* [Directive]: Output every entry exactly as given.

--------------------

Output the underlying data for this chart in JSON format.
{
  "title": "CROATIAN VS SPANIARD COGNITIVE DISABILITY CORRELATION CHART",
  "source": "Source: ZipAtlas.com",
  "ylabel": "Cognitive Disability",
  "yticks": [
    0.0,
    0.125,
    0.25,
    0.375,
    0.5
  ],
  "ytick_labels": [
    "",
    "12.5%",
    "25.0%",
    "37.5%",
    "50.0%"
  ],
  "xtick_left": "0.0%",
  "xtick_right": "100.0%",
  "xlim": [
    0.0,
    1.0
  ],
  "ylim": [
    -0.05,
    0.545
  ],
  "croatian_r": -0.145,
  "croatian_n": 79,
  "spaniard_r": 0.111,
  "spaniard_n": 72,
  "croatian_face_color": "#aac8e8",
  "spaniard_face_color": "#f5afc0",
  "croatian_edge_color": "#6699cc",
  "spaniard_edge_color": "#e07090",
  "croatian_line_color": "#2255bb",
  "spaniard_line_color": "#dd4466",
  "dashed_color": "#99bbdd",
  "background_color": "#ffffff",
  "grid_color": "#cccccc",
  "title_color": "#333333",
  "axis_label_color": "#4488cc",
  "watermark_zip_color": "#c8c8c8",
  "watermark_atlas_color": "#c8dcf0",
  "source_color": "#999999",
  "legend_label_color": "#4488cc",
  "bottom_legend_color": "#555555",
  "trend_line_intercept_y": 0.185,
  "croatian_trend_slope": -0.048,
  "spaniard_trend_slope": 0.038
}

--------------------

* [Finished task]:
Output the underlying data for this chart in JSON format.
{
  "title": "CROATIAN VS SPANIARD COGNITIVE DISABILITY CORRELATION CHART",
  "source": "Source: ZipAtlas.com",
  "ylabel": "Cognitive Disability",
  "yticks": [
    0.0,
    0.125,
    0.25,
    0.375,
    0.5
  ],
  "ytick_labels": [
    "",
    "12.5%",
    "25.0%",
    "37.5%",
    "50.0%"
  ],
  "xtick_left": "0.0%",
  "xtick_right": "100.0%",
  "xlim": [
    0.0,
    1.0
  ],
  "ylim": [
    -0.05,
    0.545
  ],
  "croatian_r": -0.145,
  "croatian_n": 79,
  "spaniard_r": 0.111,
  "spaniard_n": 72,
  "croatian_face_color": "#aac8e8",
  "spaniard_face_color": "#f5afc0",
  "croatian_edge_color": "#6699cc",
  "spaniard_edge_color": "#e07090",
  "croatian_line_color": "#2255bb",
  "spaniard_line_color": "#dd4466",
  "dashed_color": "#99bbdd",
  "background_color": "#ffffff",
  "grid_color": "#cccccc",
  "title_color": "#333333",
  "axis_label_color": "#4488cc",
  "watermark_zip_color": "#c8c8c8",
  "watermark_atlas_color": "#c8dcf0",
  "source_color": "#999999",
  "legend_label_color": "#4488cc",
  "bottom_legend_color": "#555555",
  "trend_line_intercept_y": 0.185,
  "croatian_trend_slope": -0.048,
  "spaniard_trend_slope": 0.038
}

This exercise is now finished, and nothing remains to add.